## OBJECTIVE
Take the entries below and print all of them exactly, please.

## DATA TO USE
** START **

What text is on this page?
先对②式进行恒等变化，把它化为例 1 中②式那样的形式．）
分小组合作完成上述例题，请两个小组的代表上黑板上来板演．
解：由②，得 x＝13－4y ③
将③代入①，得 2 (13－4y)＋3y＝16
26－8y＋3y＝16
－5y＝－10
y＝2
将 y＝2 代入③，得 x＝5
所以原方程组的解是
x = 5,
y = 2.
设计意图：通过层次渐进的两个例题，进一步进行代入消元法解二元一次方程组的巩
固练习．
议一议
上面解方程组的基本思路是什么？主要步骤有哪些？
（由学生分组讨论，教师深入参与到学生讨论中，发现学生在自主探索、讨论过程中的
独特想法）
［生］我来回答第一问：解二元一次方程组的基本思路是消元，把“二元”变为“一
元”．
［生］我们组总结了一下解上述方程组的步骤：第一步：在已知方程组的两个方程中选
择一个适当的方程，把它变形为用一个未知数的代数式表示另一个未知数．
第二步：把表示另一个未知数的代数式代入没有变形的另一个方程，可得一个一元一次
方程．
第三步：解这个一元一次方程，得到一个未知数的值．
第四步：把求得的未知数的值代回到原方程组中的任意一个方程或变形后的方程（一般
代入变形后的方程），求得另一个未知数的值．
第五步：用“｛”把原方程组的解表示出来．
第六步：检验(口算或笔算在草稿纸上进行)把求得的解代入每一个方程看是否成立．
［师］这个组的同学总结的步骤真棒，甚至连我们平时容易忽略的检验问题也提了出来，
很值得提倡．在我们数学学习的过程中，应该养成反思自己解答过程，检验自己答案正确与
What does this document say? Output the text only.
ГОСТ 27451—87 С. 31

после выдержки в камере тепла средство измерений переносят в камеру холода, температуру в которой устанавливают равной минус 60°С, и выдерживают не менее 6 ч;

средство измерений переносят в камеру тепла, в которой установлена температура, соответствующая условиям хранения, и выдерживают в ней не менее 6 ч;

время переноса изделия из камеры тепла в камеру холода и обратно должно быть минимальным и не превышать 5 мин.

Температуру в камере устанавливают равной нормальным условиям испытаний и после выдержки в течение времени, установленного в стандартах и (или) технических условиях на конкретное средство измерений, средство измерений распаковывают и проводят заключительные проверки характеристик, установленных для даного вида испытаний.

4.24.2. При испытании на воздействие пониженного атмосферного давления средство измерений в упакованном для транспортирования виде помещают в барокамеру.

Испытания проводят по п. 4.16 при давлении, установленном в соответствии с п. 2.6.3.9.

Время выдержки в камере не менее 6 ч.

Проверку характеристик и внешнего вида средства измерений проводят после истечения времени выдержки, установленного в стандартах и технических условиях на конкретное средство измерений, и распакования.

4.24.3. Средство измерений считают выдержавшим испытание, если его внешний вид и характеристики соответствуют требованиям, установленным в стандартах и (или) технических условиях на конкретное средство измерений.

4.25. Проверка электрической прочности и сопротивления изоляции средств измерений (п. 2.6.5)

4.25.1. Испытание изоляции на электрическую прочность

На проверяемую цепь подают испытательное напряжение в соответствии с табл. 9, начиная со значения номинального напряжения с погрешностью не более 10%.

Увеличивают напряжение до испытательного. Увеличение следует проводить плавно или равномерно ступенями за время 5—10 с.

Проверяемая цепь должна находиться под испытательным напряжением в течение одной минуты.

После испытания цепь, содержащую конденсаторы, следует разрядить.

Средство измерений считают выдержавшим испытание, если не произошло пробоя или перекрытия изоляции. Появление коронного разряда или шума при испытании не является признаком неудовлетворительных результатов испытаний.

** END **

## SOLUTION FOR THIS EXERCISE
What text is on this page?
先对②式进行恒等变化，把它化为例 1 中②式那样的形式．）
分小组合作完成上述例题，请两个小组的代表上黑板上来板演．
解：由②，得 x＝13－4y ③
将③代入①，得 2 (13－4y)＋3y＝16
26－8y＋3y＝16
－5y＝－10
y＝2
将 y＝2 代入③，得 x＝5
所以原方程组的解是
x = 5,
y = 2.
设计意图：通过层次渐进的两个例题，进一步进行代入消元法解二元一次方程组的巩
固练习．
议一议
上面解方程组的基本思路是什么？主要步骤有哪些？
（由学生分组讨论，教师深入参与到学生讨论中，发现学生在自主探索、讨论过程中的
独特想法）
［生］我来回答第一问：解二元一次方程组的基本思路是消元，把“二元”变为“一
元”．
［生］我们组总结了一下解上述方程组的步骤：第一步：在已知方程组的两个方程中选
择一个适当的方程，把它变形为用一个未知数的代数式表示另一个未知数．
第二步：把表示另一个未知数的代数式代入没有变形的另一个方程，可得一个一元一次
方程．
第三步：解这个一元一次方程，得到一个未知数的值．
第四步：把求得的未知数的值代回到原方程组中的任意一个方程或变形后的方程（一般
代入变形后的方程），求得另一个未知数的值．
第五步：用“｛”把原方程组的解表示出来．
第六步：检验(口算或笔算在草稿纸上进行)把求得的解代入每一个方程看是否成立．
［师］这个组的同学总结的步骤真棒，甚至连我们平时容易忽略的检验问题也提了出来，
很值得提倡．在我们数学学习的过程中，应该养成反思自己解答过程，检验自己答案正确与
What does this document say? Output the text only.
ГОСТ 27451—87 С. 31

после выдержки в камере тепла средство измерений переносят в камеру холода, температуру в которой устанавливают равной минус 60°С, и выдерживают не менее 6 ч;

средство измерений переносят в камеру тепла, в которой установлена температура, соответствующая условиям хранения, и выдерживают в ней не менее 6 ч;

время переноса изделия из камеры тепла в камеру холода и обратно должно быть минимальным и не превышать 5 мин.

Температуру в камере устанавливают равной нормальным условиям испытаний и после выдержки в течение времени, установленного в стандартах и (или) технических условиях на конкретное средство измерений, средство измерений распаковывают и проводят заключительные проверки характеристик, установленных для даного вида испытаний.

4.24.2. При испытании на воздействие пониженного атмосферного давления средство измерений в упакованном для транспортирования виде помещают в барокамеру.

Испытания проводят по п. 4.16 при давлении, установленном в соответствии с п. 2.6.3.9.

Время выдержки в камере не менее 6 ч.

Проверку характеристик и внешнего вида средства измерений проводят после истечения времени выдержки, установленного в стандартах и технических условиях на конкретное средство измерений, и распакования.

4.24.3. Средство измерений считают выдержавшим испытание, если его внешний вид и характеристики соответствуют требованиям, установленным в стандартах и (или) технических условиях на конкретное средство измерений.

4.25. Проверка электрической прочности и сопротивления изоляции средств измерений (п. 2.6.5)

4.25.1. Испытание изоляции на электрическую прочность

На проверяемую цепь подают испытательное напряжение в соответствии с табл. 9, начиная со значения номинального напряжения с погрешностью не более 10%.

Увеличивают напряжение до испытательного. Увеличение следует проводить плавно или равномерно ступенями за время 5—10 с.

Проверяемая цепь должна находиться под испытательным напряжением в течение одной минуты.

После испытания цепь, содержащую конденсаторы, следует разрядить.

Средство измерений считают выдержавшим испытание, если не произошло пробоя или перекрытия изоляции. Появление коронного разряда или шума при испытании не является признаком неудовлетворительных результатов испытаний.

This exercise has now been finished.